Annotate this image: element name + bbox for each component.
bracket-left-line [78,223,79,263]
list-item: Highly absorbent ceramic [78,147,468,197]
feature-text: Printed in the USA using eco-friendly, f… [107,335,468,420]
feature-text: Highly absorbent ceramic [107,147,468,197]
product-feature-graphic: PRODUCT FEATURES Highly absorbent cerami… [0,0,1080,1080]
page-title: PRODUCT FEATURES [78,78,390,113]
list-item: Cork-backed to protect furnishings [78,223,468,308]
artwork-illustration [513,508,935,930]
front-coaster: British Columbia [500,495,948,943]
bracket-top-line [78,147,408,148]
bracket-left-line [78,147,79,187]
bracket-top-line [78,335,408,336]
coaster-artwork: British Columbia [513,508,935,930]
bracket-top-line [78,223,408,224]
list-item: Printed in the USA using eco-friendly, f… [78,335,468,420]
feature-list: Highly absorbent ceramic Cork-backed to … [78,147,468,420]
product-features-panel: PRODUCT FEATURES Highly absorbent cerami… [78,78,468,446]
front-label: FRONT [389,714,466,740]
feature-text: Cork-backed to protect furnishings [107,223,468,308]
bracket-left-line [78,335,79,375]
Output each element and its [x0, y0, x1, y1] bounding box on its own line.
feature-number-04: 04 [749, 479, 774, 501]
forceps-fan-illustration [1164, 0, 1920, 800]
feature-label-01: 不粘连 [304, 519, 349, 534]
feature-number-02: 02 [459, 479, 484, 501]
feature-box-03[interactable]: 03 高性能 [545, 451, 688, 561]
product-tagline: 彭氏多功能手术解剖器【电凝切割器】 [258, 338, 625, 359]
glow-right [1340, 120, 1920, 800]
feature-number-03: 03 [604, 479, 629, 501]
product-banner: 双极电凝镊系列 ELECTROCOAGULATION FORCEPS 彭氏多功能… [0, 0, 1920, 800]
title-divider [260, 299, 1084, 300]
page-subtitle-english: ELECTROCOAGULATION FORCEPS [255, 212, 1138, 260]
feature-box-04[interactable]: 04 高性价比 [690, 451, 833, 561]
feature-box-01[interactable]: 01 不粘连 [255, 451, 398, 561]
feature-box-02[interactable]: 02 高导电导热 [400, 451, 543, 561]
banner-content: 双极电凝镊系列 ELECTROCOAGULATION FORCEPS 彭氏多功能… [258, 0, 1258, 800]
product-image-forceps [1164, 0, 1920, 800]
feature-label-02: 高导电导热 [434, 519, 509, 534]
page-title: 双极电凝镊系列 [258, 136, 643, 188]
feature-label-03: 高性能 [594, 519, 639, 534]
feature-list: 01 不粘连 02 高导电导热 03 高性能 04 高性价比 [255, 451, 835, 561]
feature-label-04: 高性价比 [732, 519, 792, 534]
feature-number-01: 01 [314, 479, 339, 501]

Task brief =>
Reproduce all of the data above line for line, with no alteration to any character.

Exercise result =>
Annotate this image: element name + bbox for each component.
bracket-left-line [78,223,79,263]
list-item: Highly absorbent ceramic [78,147,468,197]
feature-text: Printed in the USA using eco-friendly, f… [107,335,468,420]
feature-text: Highly absorbent ceramic [107,147,468,197]
product-feature-graphic: PRODUCT FEATURES Highly absorbent cerami… [0,0,1080,1080]
page-title: PRODUCT FEATURES [78,78,390,113]
list-item: Cork-backed to protect furnishings [78,223,468,308]
artwork-illustration [513,508,935,930]
front-coaster: British Columbia [500,495,948,943]
bracket-top-line [78,147,408,148]
bracket-left-line [78,147,79,187]
bracket-top-line [78,335,408,336]
coaster-artwork: British Columbia [513,508,935,930]
bracket-top-line [78,223,408,224]
list-item: Printed in the USA using eco-friendly, f… [78,335,468,420]
feature-list: Highly absorbent ceramic Cork-backed to … [78,147,468,420]
product-features-panel: PRODUCT FEATURES Highly absorbent cerami… [78,78,468,446]
front-label: FRONT [389,714,466,740]
feature-text: Cork-backed to protect furnishings [107,223,468,308]
bracket-left-line [78,335,79,375]
Output each element and its [x0, y0, x1, y1] bounding box on its own line.
feature-number-04: 04 [749, 479, 774, 501]
forceps-fan-illustration [1164, 0, 1920, 800]
feature-label-01: 不粘连 [304, 519, 349, 534]
feature-number-02: 02 [459, 479, 484, 501]
feature-box-03[interactable]: 03 高性能 [545, 451, 688, 561]
product-tagline: 彭氏多功能手术解剖器【电凝切割器】 [258, 338, 625, 359]
glow-right [1340, 120, 1920, 800]
feature-number-03: 03 [604, 479, 629, 501]
product-banner: 双极电凝镊系列 ELECTROCOAGULATION FORCEPS 彭氏多功能… [0, 0, 1920, 800]
title-divider [260, 299, 1084, 300]
page-subtitle-english: ELECTROCOAGULATION FORCEPS [255, 212, 1138, 260]
feature-box-04[interactable]: 04 高性价比 [690, 451, 833, 561]
feature-box-01[interactable]: 01 不粘连 [255, 451, 398, 561]
feature-box-02[interactable]: 02 高导电导热 [400, 451, 543, 561]
banner-content: 双极电凝镊系列 ELECTROCOAGULATION FORCEPS 彭氏多功能… [258, 0, 1258, 800]
product-image-forceps [1164, 0, 1920, 800]
feature-label-02: 高导电导热 [434, 519, 509, 534]
page-title: 双极电凝镊系列 [258, 136, 643, 188]
feature-label-03: 高性能 [594, 519, 639, 534]
feature-list: 01 不粘连 02 高导电导热 03 高性能 04 高性价比 [255, 451, 835, 561]
feature-label-04: 高性价比 [732, 519, 792, 534]
feature-number-01: 01 [314, 479, 339, 501]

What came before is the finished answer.